__What to do__. Repeat, without any change, the entries presented below.

[Collected data entries]
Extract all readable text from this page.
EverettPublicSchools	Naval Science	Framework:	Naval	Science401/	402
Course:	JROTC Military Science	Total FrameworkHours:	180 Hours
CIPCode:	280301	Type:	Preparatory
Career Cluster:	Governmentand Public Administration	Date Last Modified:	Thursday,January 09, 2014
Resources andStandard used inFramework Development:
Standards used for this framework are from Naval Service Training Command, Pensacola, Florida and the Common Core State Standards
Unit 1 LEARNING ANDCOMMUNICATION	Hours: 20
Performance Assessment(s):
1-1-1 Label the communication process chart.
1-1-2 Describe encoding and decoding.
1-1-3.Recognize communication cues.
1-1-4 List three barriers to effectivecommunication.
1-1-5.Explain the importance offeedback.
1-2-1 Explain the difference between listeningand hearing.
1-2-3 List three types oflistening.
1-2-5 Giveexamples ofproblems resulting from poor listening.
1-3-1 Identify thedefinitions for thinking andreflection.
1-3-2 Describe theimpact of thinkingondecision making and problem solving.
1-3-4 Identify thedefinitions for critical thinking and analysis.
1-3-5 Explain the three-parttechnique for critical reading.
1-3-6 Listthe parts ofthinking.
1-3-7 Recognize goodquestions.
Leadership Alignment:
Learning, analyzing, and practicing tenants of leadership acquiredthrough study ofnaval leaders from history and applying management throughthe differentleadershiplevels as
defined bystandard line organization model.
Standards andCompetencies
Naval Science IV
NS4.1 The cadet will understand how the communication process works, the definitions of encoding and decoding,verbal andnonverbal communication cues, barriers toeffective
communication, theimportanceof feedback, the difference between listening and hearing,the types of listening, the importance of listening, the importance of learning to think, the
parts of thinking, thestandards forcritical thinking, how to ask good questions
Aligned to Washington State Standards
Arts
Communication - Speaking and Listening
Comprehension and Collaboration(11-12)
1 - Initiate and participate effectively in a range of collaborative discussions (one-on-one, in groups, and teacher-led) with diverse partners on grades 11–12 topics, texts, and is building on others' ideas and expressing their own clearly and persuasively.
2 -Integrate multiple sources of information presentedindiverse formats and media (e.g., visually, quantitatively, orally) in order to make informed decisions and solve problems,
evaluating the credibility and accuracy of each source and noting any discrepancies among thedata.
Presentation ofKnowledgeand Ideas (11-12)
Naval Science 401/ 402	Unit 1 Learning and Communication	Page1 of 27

__Completed task__.
Extract all readable text from this page.
EverettPublicSchools	Naval Science	Framework:	Naval	Science401/	402
Course:	JROTC Military Science	Total FrameworkHours:	180 Hours
CIPCode:	280301	Type:	Preparatory
Career Cluster:	Governmentand Public Administration	Date Last Modified:	Thursday,January 09, 2014
Resources andStandard used inFramework Development:
Standards used for this framework are from Naval Service Training Command, Pensacola, Florida and the Common Core State Standards
Unit 1 LEARNING ANDCOMMUNICATION	Hours: 20
Performance Assessment(s):
1-1-1 Label the communication process chart.
1-1-2 Describe encoding and decoding.
1-1-3.Recognize communication cues.
1-1-4 List three barriers to effectivecommunication.
1-1-5.Explain the importance offeedback.
1-2-1 Explain the difference between listeningand hearing.
1-2-3 List three types oflistening.
1-2-5 Giveexamples ofproblems resulting from poor listening.
1-3-1 Identify thedefinitions for thinking andreflection.
1-3-2 Describe theimpact of thinkingondecision making and problem solving.
1-3-4 Identify thedefinitions for critical thinking and analysis.
1-3-5 Explain the three-parttechnique for critical reading.
1-3-6 Listthe parts ofthinking.
1-3-7 Recognize goodquestions.
Leadership Alignment:
Learning, analyzing, and practicing tenants of leadership acquiredthrough study ofnaval leaders from history and applying management throughthe differentleadershiplevels as
defined bystandard line organization model.
Standards andCompetencies
Naval Science IV
NS4.1 The cadet will understand how the communication process works, the definitions of encoding and decoding,verbal andnonverbal communication cues, barriers toeffective
communication, theimportanceof feedback, the difference between listening and hearing,the types of listening, the importance of listening, the importance of learning to think, the
parts of thinking, thestandards forcritical thinking, how to ask good questions
Aligned to Washington State Standards
Arts
Communication - Speaking and Listening
Comprehension and Collaboration(11-12)
1 - Initiate and participate effectively in a range of collaborative discussions (one-on-one, in groups, and teacher-led) with diverse partners on grades 11–12 topics, texts, and is building on others' ideas and expressing their own clearly and persuasively.
2 -Integrate multiple sources of information presentedindiverse formats and media (e.g., visually, quantitatively, orally) in order to make informed decisions and solve problems,
evaluating the credibility and accuracy of each source and noting any discrepancies among thedata.
Presentation ofKnowledgeand Ideas (11-12)
Naval Science 401/ 402	Unit 1 Learning and Communication	Page1 of 27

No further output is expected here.